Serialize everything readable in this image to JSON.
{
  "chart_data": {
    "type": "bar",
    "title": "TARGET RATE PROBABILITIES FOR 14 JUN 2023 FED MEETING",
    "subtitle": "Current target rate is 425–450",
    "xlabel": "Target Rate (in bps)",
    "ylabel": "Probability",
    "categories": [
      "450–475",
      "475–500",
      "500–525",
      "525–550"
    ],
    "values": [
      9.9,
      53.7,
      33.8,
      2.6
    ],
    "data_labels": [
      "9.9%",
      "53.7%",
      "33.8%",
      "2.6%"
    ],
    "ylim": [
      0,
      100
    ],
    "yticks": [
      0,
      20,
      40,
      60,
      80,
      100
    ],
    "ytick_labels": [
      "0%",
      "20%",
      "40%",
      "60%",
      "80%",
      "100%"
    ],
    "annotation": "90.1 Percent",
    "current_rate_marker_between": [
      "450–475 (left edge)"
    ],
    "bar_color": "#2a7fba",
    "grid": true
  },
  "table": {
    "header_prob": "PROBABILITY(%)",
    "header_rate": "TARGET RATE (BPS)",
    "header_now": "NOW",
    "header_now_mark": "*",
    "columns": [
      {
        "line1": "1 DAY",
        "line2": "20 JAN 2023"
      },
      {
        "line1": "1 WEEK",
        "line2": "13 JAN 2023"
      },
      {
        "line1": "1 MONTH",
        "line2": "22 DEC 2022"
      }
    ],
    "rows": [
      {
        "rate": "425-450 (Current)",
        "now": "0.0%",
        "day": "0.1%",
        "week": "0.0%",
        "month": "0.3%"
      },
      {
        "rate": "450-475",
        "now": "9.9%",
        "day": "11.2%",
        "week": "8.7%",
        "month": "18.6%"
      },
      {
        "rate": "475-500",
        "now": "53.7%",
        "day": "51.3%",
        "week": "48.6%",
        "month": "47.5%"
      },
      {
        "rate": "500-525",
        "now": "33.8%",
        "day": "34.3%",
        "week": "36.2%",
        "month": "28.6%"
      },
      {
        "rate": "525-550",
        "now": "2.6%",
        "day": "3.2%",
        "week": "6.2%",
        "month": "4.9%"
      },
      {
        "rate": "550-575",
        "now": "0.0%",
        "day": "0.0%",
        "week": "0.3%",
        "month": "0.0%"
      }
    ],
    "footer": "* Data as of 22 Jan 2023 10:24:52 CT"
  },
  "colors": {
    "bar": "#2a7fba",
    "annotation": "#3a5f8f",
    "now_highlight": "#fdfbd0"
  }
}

######

* _REQUIRED TASK_
All of the entries above need to be reproduced exactly.

* _RESPONSE FOR THIS EXERCISE_
Serialize everything readable in this image to JSON.
{
  "chart_data": {
    "type": "bar",
    "title": "TARGET RATE PROBABILITIES FOR 14 JUN 2023 FED MEETING",
    "subtitle": "Current target rate is 425–450",
    "xlabel": "Target Rate (in bps)",
    "ylabel": "Probability",
    "categories": [
      "450–475",
      "475–500",
      "500–525",
      "525–550"
    ],
    "values": [
      9.9,
      53.7,
      33.8,
      2.6
    ],
    "data_labels": [
      "9.9%",
      "53.7%",
      "33.8%",
      "2.6%"
    ],
    "ylim": [
      0,
      100
    ],
    "yticks": [
      0,
      20,
      40,
      60,
      80,
      100
    ],
    "ytick_labels": [
      "0%",
      "20%",
      "40%",
      "60%",
      "80%",
      "100%"
    ],
    "annotation": "90.1 Percent",
    "current_rate_marker_between": [
      "450–475 (left edge)"
    ],
    "bar_color": "#2a7fba",
    "grid": true
  },
  "table": {
    "header_prob": "PROBABILITY(%)",
    "header_rate": "TARGET RATE (BPS)",
    "header_now": "NOW",
    "header_now_mark": "*",
    "columns": [
      {
        "line1": "1 DAY",
        "line2": "20 JAN 2023"
      },
      {
        "line1": "1 WEEK",
        "line2": "13 JAN 2023"
      },
      {
        "line1": "1 MONTH",
        "line2": "22 DEC 2022"
      }
    ],
    "rows": [
      {
        "rate": "425-450 (Current)",
        "now": "0.0%",
        "day": "0.1%",
        "week": "0.0%",
        "month": "0.3%"
      },
      {
        "rate": "450-475",
        "now": "9.9%",
        "day": "11.2%",
        "week": "8.7%",
        "month": "18.6%"
      },
      {
        "rate": "475-500",
        "now": "53.7%",
        "day": "51.3%",
        "week": "48.6%",
        "month": "47.5%"
      },
      {
        "rate": "500-525",
        "now": "33.8%",
        "day": "34.3%",
        "week": "36.2%",
        "month": "28.6%"
      },
      {
        "rate": "525-550",
        "now": "2.6%",
        "day": "3.2%",
        "week": "6.2%",
        "month": "4.9%"
      },
      {
        "rate": "550-575",
        "now": "0.0%",
        "day": "0.0%",
        "week": "0.3%",
        "month": "0.0%"
      }
    ],
    "footer": "* Data as of 22 Jan 2023 10:24:52 CT"
  },
  "colors": {
    "bar": "#2a7fba",
    "annotation": "#3a5f8f",
    "now_highlight": "#fdfbd0"
  }
}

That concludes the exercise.